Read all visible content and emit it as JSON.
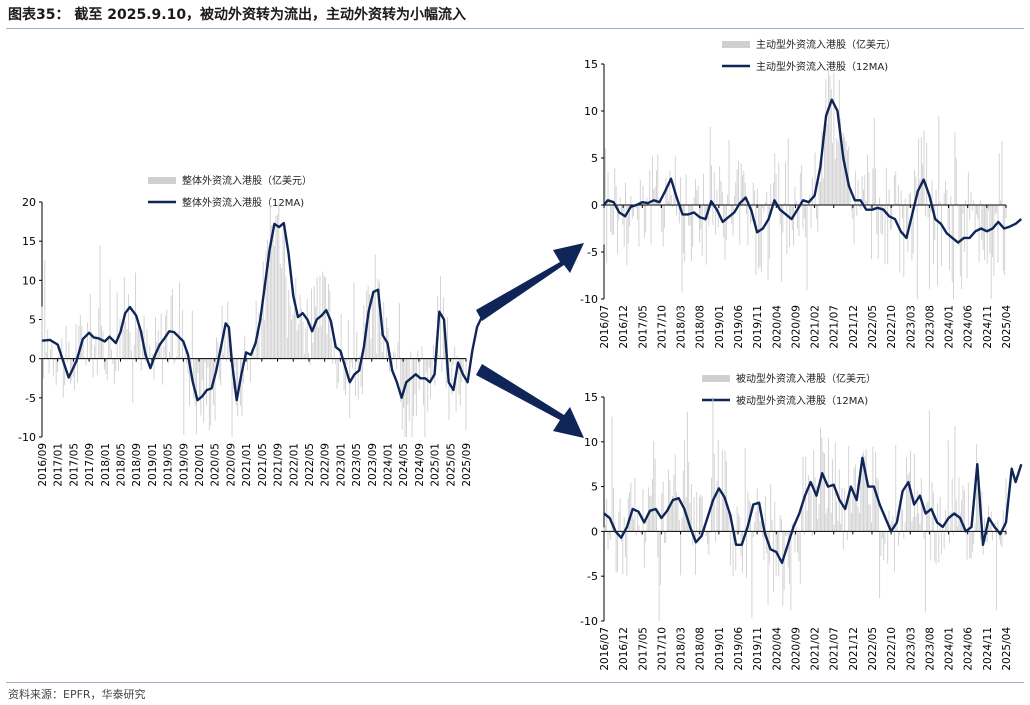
{
  "header": {
    "title": "图表35：  截至 2025.9.10，被动外资转为流出，主动外资转为小幅流入"
  },
  "footer": {
    "source": "资料来源：EPFR，华泰研究"
  },
  "colors": {
    "line": "#0f2557",
    "bar": "#cfcfcf",
    "arrow": "#0f2557",
    "axis": "#000000",
    "rule": "#9fb3c8"
  },
  "chart_data": [
    {
      "id": "total",
      "type": "bar+line",
      "title": "",
      "legend": [
        "整体外资流入港股（亿美元）",
        "整体外资流入港股（12MA)"
      ],
      "ylim": [
        -10,
        20
      ],
      "yticks": [
        "20",
        "15",
        "10",
        "5",
        "0",
        "-5",
        "-10"
      ],
      "xlabels": [
        "2016/09",
        "2017/01",
        "2017/05",
        "2017/09",
        "2018/01",
        "2018/05",
        "2018/09",
        "2019/01",
        "2019/05",
        "2019/09",
        "2020/01",
        "2020/05",
        "2020/09",
        "2021/01",
        "2021/05",
        "2021/09",
        "2022/01",
        "2022/05",
        "2022/09",
        "2023/01",
        "2023/05",
        "2023/09",
        "2024/01",
        "2024/05",
        "2024/09",
        "2025/01",
        "2025/05",
        "2025/09"
      ],
      "series_12ma_points": [
        [
          0,
          2.3
        ],
        [
          0.5,
          2.4
        ],
        [
          1,
          1.8
        ],
        [
          1.3,
          0
        ],
        [
          1.7,
          -2.4
        ],
        [
          2.2,
          -0.3
        ],
        [
          2.6,
          2.5
        ],
        [
          3,
          3.3
        ],
        [
          3.3,
          2.7
        ],
        [
          3.6,
          2.6
        ],
        [
          4,
          2.2
        ],
        [
          4.3,
          2.8
        ],
        [
          4.7,
          2
        ],
        [
          5,
          3.4
        ],
        [
          5.3,
          5.8
        ],
        [
          5.6,
          6.6
        ],
        [
          6,
          5.5
        ],
        [
          6.3,
          3.5
        ],
        [
          6.6,
          0.5
        ],
        [
          6.9,
          -1.2
        ],
        [
          7.2,
          0.5
        ],
        [
          7.5,
          1.8
        ],
        [
          7.8,
          2.6
        ],
        [
          8.1,
          3.5
        ],
        [
          8.4,
          3.4
        ],
        [
          8.7,
          2.8
        ],
        [
          9,
          2.2
        ],
        [
          9.3,
          0.5
        ],
        [
          9.6,
          -3
        ],
        [
          9.9,
          -5.3
        ],
        [
          10.2,
          -4.8
        ],
        [
          10.5,
          -4
        ],
        [
          10.8,
          -3.8
        ],
        [
          11.1,
          -1.5
        ],
        [
          11.4,
          1.5
        ],
        [
          11.7,
          4.5
        ],
        [
          11.9,
          4
        ],
        [
          12.1,
          -0.5
        ],
        [
          12.4,
          -5.3
        ],
        [
          12.7,
          -2
        ],
        [
          13,
          0.8
        ],
        [
          13.3,
          0.5
        ],
        [
          13.6,
          2
        ],
        [
          13.9,
          5
        ],
        [
          14.2,
          9.5
        ],
        [
          14.5,
          14
        ],
        [
          14.8,
          17.2
        ],
        [
          15.1,
          16.8
        ],
        [
          15.4,
          17.3
        ],
        [
          15.7,
          13.5
        ],
        [
          16,
          8
        ],
        [
          16.3,
          5.3
        ],
        [
          16.6,
          5.8
        ],
        [
          16.9,
          5
        ],
        [
          17.2,
          3.5
        ],
        [
          17.5,
          5
        ],
        [
          17.8,
          5.5
        ],
        [
          18.1,
          6.2
        ],
        [
          18.4,
          4.8
        ],
        [
          18.7,
          1.5
        ],
        [
          19,
          1
        ],
        [
          19.3,
          -1
        ],
        [
          19.6,
          -3
        ],
        [
          19.9,
          -2
        ],
        [
          20.2,
          -1.5
        ],
        [
          20.5,
          1.5
        ],
        [
          20.8,
          6
        ],
        [
          21.1,
          8.5
        ],
        [
          21.4,
          8.8
        ],
        [
          21.7,
          3
        ],
        [
          22,
          2
        ],
        [
          22.3,
          -1.5
        ],
        [
          22.6,
          -3
        ],
        [
          22.9,
          -5
        ],
        [
          23.2,
          -3
        ],
        [
          23.5,
          -2.5
        ],
        [
          23.8,
          -2
        ],
        [
          24.1,
          -2.5
        ],
        [
          24.4,
          -2.5
        ],
        [
          24.7,
          -3
        ],
        [
          25,
          -2
        ],
        [
          25.3,
          6
        ],
        [
          25.6,
          5
        ],
        [
          25.9,
          -3
        ],
        [
          26.2,
          -4
        ],
        [
          26.5,
          -0.5
        ],
        [
          26.8,
          -2
        ],
        [
          27.1,
          -3
        ],
        [
          27.4,
          1
        ],
        [
          27.7,
          4
        ],
        [
          28,
          5.3
        ]
      ],
      "bars_source": "weekly flows (thin grey bars, range approx -10 to 20)"
    },
    {
      "id": "active",
      "type": "bar+line",
      "legend": [
        "主动型外资流入港股（亿美元）",
        "主动型外资流入港股（12MA)"
      ],
      "ylim": [
        -10,
        15
      ],
      "yticks": [
        "15",
        "10",
        "5",
        "0",
        "-5",
        "-10"
      ],
      "xlabels": [
        "2016/07",
        "2016/12",
        "2017/05",
        "2017/10",
        "2018/03",
        "2018/08",
        "2019/01",
        "2019/06",
        "2019/11",
        "2020/04",
        "2020/09",
        "2021/02",
        "2021/07",
        "2021/12",
        "2022/05",
        "2022/10",
        "2023/03",
        "2023/08",
        "2024/01",
        "2024/06",
        "2024/11",
        "2025/04"
      ],
      "series_12ma_points": [
        [
          0,
          0
        ],
        [
          0.2,
          0.5
        ],
        [
          0.5,
          0.3
        ],
        [
          0.8,
          -0.8
        ],
        [
          1.1,
          -1.2
        ],
        [
          1.4,
          -0.2
        ],
        [
          1.7,
          0
        ],
        [
          2,
          0.3
        ],
        [
          2.3,
          0.2
        ],
        [
          2.6,
          0.5
        ],
        [
          2.9,
          0.3
        ],
        [
          3.2,
          1.5
        ],
        [
          3.5,
          2.8
        ],
        [
          3.8,
          0.8
        ],
        [
          4.1,
          -1
        ],
        [
          4.4,
          -1
        ],
        [
          4.7,
          -0.8
        ],
        [
          5,
          -1.3
        ],
        [
          5.3,
          -1.5
        ],
        [
          5.6,
          0.4
        ],
        [
          5.9,
          -0.5
        ],
        [
          6.2,
          -1.8
        ],
        [
          6.5,
          -1.3
        ],
        [
          6.8,
          -0.8
        ],
        [
          7.1,
          0.2
        ],
        [
          7.4,
          0.8
        ],
        [
          7.7,
          -0.6
        ],
        [
          8,
          -2.9
        ],
        [
          8.3,
          -2.5
        ],
        [
          8.6,
          -1.5
        ],
        [
          8.9,
          0.5
        ],
        [
          9.2,
          -0.5
        ],
        [
          9.5,
          -1
        ],
        [
          9.8,
          -1.5
        ],
        [
          10.1,
          -0.5
        ],
        [
          10.4,
          0.5
        ],
        [
          10.7,
          0.3
        ],
        [
          11,
          1
        ],
        [
          11.3,
          4
        ],
        [
          11.6,
          9.5
        ],
        [
          11.9,
          11.2
        ],
        [
          12.2,
          10
        ],
        [
          12.5,
          5
        ],
        [
          12.8,
          2
        ],
        [
          13.1,
          0.5
        ],
        [
          13.4,
          0.5
        ],
        [
          13.7,
          -0.5
        ],
        [
          14,
          -0.5
        ],
        [
          14.3,
          -0.3
        ],
        [
          14.6,
          -0.5
        ],
        [
          14.9,
          -1.2
        ],
        [
          15.2,
          -1.5
        ],
        [
          15.5,
          -2.8
        ],
        [
          15.8,
          -3.5
        ],
        [
          16.1,
          -1
        ],
        [
          16.4,
          1.5
        ],
        [
          16.7,
          2.7
        ],
        [
          17,
          1
        ],
        [
          17.3,
          -1.5
        ],
        [
          17.6,
          -2
        ],
        [
          17.9,
          -3
        ],
        [
          18.2,
          -3.5
        ],
        [
          18.5,
          -4
        ],
        [
          18.8,
          -3.5
        ],
        [
          19.1,
          -3.5
        ],
        [
          19.4,
          -2.8
        ],
        [
          19.7,
          -2.5
        ],
        [
          20,
          -2.8
        ],
        [
          20.3,
          -2.5
        ],
        [
          20.6,
          -1.8
        ],
        [
          20.9,
          -2.5
        ],
        [
          21.2,
          -2.3
        ],
        [
          21.5,
          -2
        ],
        [
          21.8,
          -1.5
        ]
      ]
    },
    {
      "id": "passive",
      "type": "bar+line",
      "legend": [
        "被动型外资流入港股（亿美元）",
        "被动型外资流入港股（12MA)"
      ],
      "ylim": [
        -10,
        15
      ],
      "yticks": [
        "15",
        "10",
        "5",
        "0",
        "-5",
        "-10"
      ],
      "xlabels": [
        "2016/07",
        "2016/12",
        "2017/05",
        "2017/10",
        "2018/03",
        "2018/08",
        "2019/01",
        "2019/06",
        "2019/11",
        "2020/04",
        "2020/09",
        "2021/02",
        "2021/07",
        "2021/12",
        "2022/05",
        "2022/10",
        "2023/03",
        "2023/08",
        "2024/01",
        "2024/06",
        "2024/11",
        "2025/04"
      ],
      "series_12ma_points": [
        [
          0,
          2
        ],
        [
          0.3,
          1.5
        ],
        [
          0.6,
          0
        ],
        [
          0.9,
          -0.7
        ],
        [
          1.2,
          0.5
        ],
        [
          1.5,
          2.5
        ],
        [
          1.8,
          2.2
        ],
        [
          2.1,
          1
        ],
        [
          2.4,
          2.3
        ],
        [
          2.7,
          2.5
        ],
        [
          3,
          1.5
        ],
        [
          3.3,
          2.3
        ],
        [
          3.6,
          3.5
        ],
        [
          3.9,
          3.7
        ],
        [
          4.2,
          2.5
        ],
        [
          4.5,
          0.5
        ],
        [
          4.8,
          -1.2
        ],
        [
          5.1,
          -0.5
        ],
        [
          5.4,
          1.5
        ],
        [
          5.7,
          3.5
        ],
        [
          6,
          4.8
        ],
        [
          6.3,
          3.8
        ],
        [
          6.6,
          1.8
        ],
        [
          6.9,
          -1.5
        ],
        [
          7.2,
          -1.5
        ],
        [
          7.5,
          0.5
        ],
        [
          7.8,
          3
        ],
        [
          8.1,
          3.2
        ],
        [
          8.4,
          -0.2
        ],
        [
          8.7,
          -2
        ],
        [
          9,
          -2.3
        ],
        [
          9.3,
          -3.5
        ],
        [
          9.6,
          -1.5
        ],
        [
          9.9,
          0.5
        ],
        [
          10.2,
          2
        ],
        [
          10.5,
          4
        ],
        [
          10.8,
          5.5
        ],
        [
          11.1,
          4
        ],
        [
          11.4,
          6.5
        ],
        [
          11.7,
          5
        ],
        [
          12,
          5.2
        ],
        [
          12.3,
          3.5
        ],
        [
          12.6,
          2.5
        ],
        [
          12.9,
          5
        ],
        [
          13.2,
          3.5
        ],
        [
          13.5,
          8.2
        ],
        [
          13.8,
          5
        ],
        [
          14.1,
          5
        ],
        [
          14.4,
          3
        ],
        [
          14.7,
          1.5
        ],
        [
          15,
          0
        ],
        [
          15.3,
          1
        ],
        [
          15.6,
          4.5
        ],
        [
          15.9,
          5.5
        ],
        [
          16.2,
          3
        ],
        [
          16.5,
          4
        ],
        [
          16.8,
          2
        ],
        [
          17.1,
          2.5
        ],
        [
          17.4,
          1
        ],
        [
          17.7,
          0.5
        ],
        [
          18,
          1.5
        ],
        [
          18.3,
          2
        ],
        [
          18.6,
          1.5
        ],
        [
          18.9,
          0
        ],
        [
          19.2,
          0.5
        ],
        [
          19.5,
          7.5
        ],
        [
          19.8,
          -1.5
        ],
        [
          20.1,
          1.5
        ],
        [
          20.4,
          0.5
        ],
        [
          20.7,
          -0.3
        ],
        [
          21,
          1
        ],
        [
          21.3,
          7
        ],
        [
          21.5,
          5.5
        ],
        [
          21.8,
          7.5
        ]
      ]
    }
  ]
}
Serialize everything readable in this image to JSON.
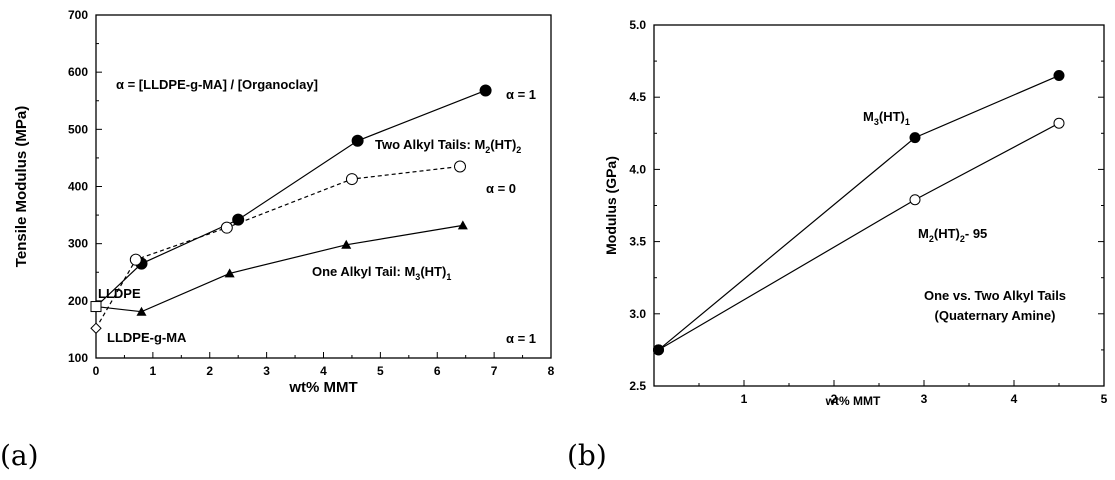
{
  "chart_data": [
    {
      "type": "line",
      "panel_label": "(a)",
      "xlabel": "wt% MMT",
      "ylabel": "Tensile Modulus (MPa)",
      "xlim": [
        0,
        8
      ],
      "ylim": [
        100,
        700
      ],
      "xticks": [
        0,
        1,
        2,
        3,
        4,
        5,
        6,
        7,
        8
      ],
      "yticks": [
        100,
        200,
        300,
        400,
        500,
        600,
        700
      ],
      "series": [
        {
          "name": "Two Alkyl Tails: M2(HT)2, α = 1",
          "marker": "filled-circle",
          "line": "solid",
          "x": [
            0,
            0.8,
            2.5,
            4.6,
            6.85
          ],
          "y": [
            190,
            265,
            342,
            480,
            568
          ]
        },
        {
          "name": "Two Alkyl Tails: M2(HT)2, α = 0",
          "marker": "open-circle",
          "line": "dashed",
          "x": [
            0,
            0.7,
            2.3,
            4.5,
            6.4
          ],
          "y": [
            152,
            272,
            328,
            413,
            435
          ]
        },
        {
          "name": "One Alkyl Tail: M3(HT)1, α = 1",
          "marker": "filled-triangle",
          "line": "solid",
          "x": [
            0,
            0.8,
            2.35,
            4.4,
            6.45
          ],
          "y": [
            190,
            181,
            248,
            298,
            332
          ]
        }
      ],
      "special_points": [
        {
          "label": "LLDPE",
          "marker": "open-square",
          "x": 0,
          "y": 190
        },
        {
          "label": "LLDPE-g-MA",
          "marker": "open-diamond",
          "x": 0,
          "y": 152
        }
      ],
      "annotations": [
        {
          "id": "formula",
          "text": "α = [LLDPE-g-MA] / [Organoclay]"
        },
        {
          "id": "two_tails",
          "text": "Two Alkyl Tails: M",
          "sub1": "2",
          "mid": "(HT)",
          "sub2": "2"
        },
        {
          "id": "one_tail",
          "text": "One Alkyl Tail: M",
          "sub1": "3",
          "mid": "(HT)",
          "sub2": "1"
        },
        {
          "id": "alpha_top",
          "text": "α = 1"
        },
        {
          "id": "alpha_mid",
          "text": "α = 0"
        },
        {
          "id": "alpha_bot",
          "text": "α = 1"
        },
        {
          "id": "lldpe",
          "text": "LLDPE"
        },
        {
          "id": "lldpe_gma",
          "text": "LLDPE-g-MA"
        }
      ]
    },
    {
      "type": "line",
      "panel_label": "(b)",
      "xlabel": "wt% MMT",
      "ylabel": "Modulus (GPa)",
      "xlim": [
        0,
        5
      ],
      "ylim": [
        2.5,
        5.0
      ],
      "xticks": [
        1,
        2,
        3,
        4,
        5
      ],
      "yticks": [
        2.5,
        3.0,
        3.5,
        4.0,
        4.5,
        5.0
      ],
      "series": [
        {
          "name": "M3(HT)1",
          "marker": "filled-circle",
          "line": "solid",
          "x": [
            0.05,
            2.9,
            4.5
          ],
          "y": [
            2.75,
            4.22,
            4.65
          ]
        },
        {
          "name": "M2(HT)2- 95",
          "marker": "open-circle",
          "line": "solid",
          "x": [
            0.05,
            2.9,
            4.5
          ],
          "y": [
            2.75,
            3.79,
            4.32
          ]
        }
      ],
      "annotations": [
        {
          "id": "m3",
          "text": "M",
          "sub1": "3",
          "mid": "(HT)",
          "sub2": "1"
        },
        {
          "id": "m2",
          "text": "M",
          "sub1": "2",
          "mid": "(HT)",
          "sub2": "2",
          "tail": "- 95"
        },
        {
          "id": "box1",
          "text": "One vs. Two Alkyl Tails"
        },
        {
          "id": "box2",
          "text": "(Quaternary Amine)"
        }
      ]
    }
  ]
}
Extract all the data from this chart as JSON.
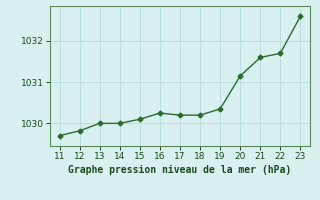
{
  "x": [
    11,
    12,
    13,
    14,
    15,
    16,
    17,
    18,
    19,
    20,
    21,
    22,
    23
  ],
  "y": [
    1029.7,
    1029.82,
    1030.0,
    1030.0,
    1030.1,
    1030.25,
    1030.2,
    1030.2,
    1030.35,
    1031.15,
    1031.6,
    1031.7,
    1032.6
  ],
  "line_color": "#2d6a2d",
  "marker": "D",
  "marker_size": 2.5,
  "bg_color": "#d8f0f0",
  "grid_color": "#b8dede",
  "xlabel": "Graphe pression niveau de la mer (hPa)",
  "xlabel_color": "#1a4a1a",
  "xlabel_fontsize": 7,
  "tick_color": "#1a4a1a",
  "tick_fontsize": 6.5,
  "ylim": [
    1029.45,
    1032.85
  ],
  "xlim": [
    10.5,
    23.5
  ],
  "yticks": [
    1030,
    1031,
    1032
  ],
  "xticks": [
    11,
    12,
    13,
    14,
    15,
    16,
    17,
    18,
    19,
    20,
    21,
    22,
    23
  ]
}
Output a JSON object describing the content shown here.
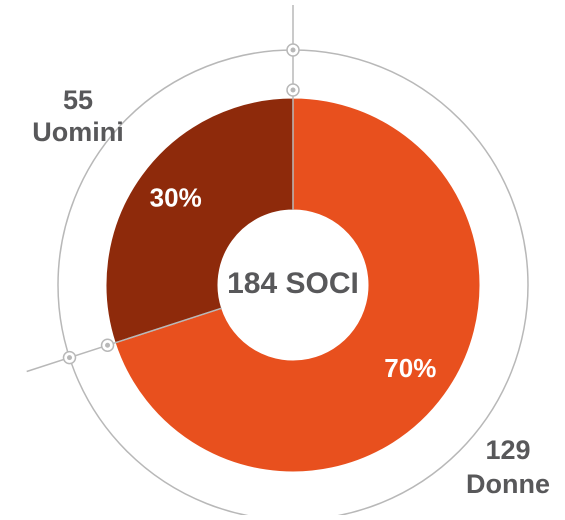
{
  "chart_data": {
    "type": "donut",
    "categories": [
      "Uomini",
      "Donne"
    ],
    "values": [
      30,
      70
    ],
    "value_labels": [
      "30%",
      "70%"
    ],
    "counts": [
      55,
      129
    ],
    "colors": [
      "#8e2a0b",
      "#e8501e"
    ],
    "center_label": "184 SOCI"
  }
}
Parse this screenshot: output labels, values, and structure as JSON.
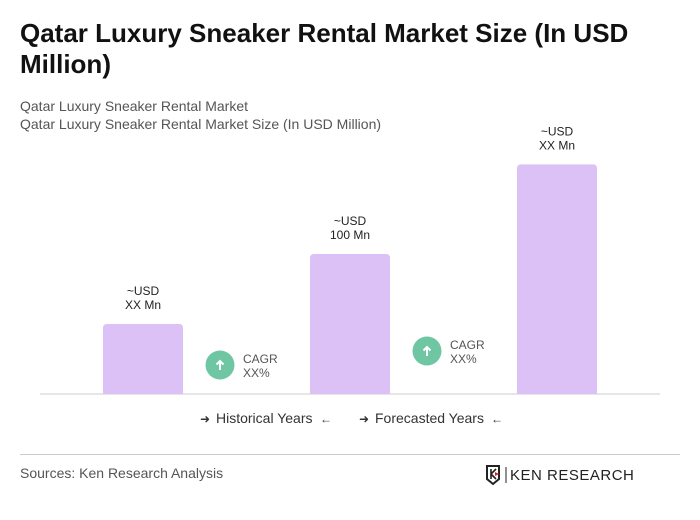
{
  "title": "Qatar Luxury Sneaker Rental Market Size (In USD Million)",
  "subtitle1": "Qatar Luxury Sneaker Rental Market",
  "subtitle2": "Qatar Luxury Sneaker Rental Market Size (In USD Million)",
  "sources": "Sources: Ken Research Analysis",
  "logo_text": "KEN RESEARCH",
  "colors": {
    "bar": "#dcc1f7",
    "cagr": "#6fc6a2",
    "axis": "#cccccc"
  },
  "chart_data": {
    "type": "bar",
    "categories": [
      "",
      "",
      ""
    ],
    "values": [
      50,
      100,
      164
    ],
    "data_labels": [
      [
        "~USD",
        "XX Mn"
      ],
      [
        "~USD",
        "100 Mn"
      ],
      [
        "~USD",
        "XX Mn"
      ]
    ],
    "cagr": [
      {
        "label": "CAGR",
        "value": "XX%",
        "icon": "arrow-up-icon"
      },
      {
        "label": "CAGR",
        "value": "XX%",
        "icon": "arrow-up-icon"
      }
    ],
    "legend": [
      "Historical Years",
      "Forecasted Years"
    ],
    "grid": false
  }
}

**STATED GOAL**: How many lines in the listing above contain the string "name"? Answer with the number only.

**EXERCISE RESPONSE**: 5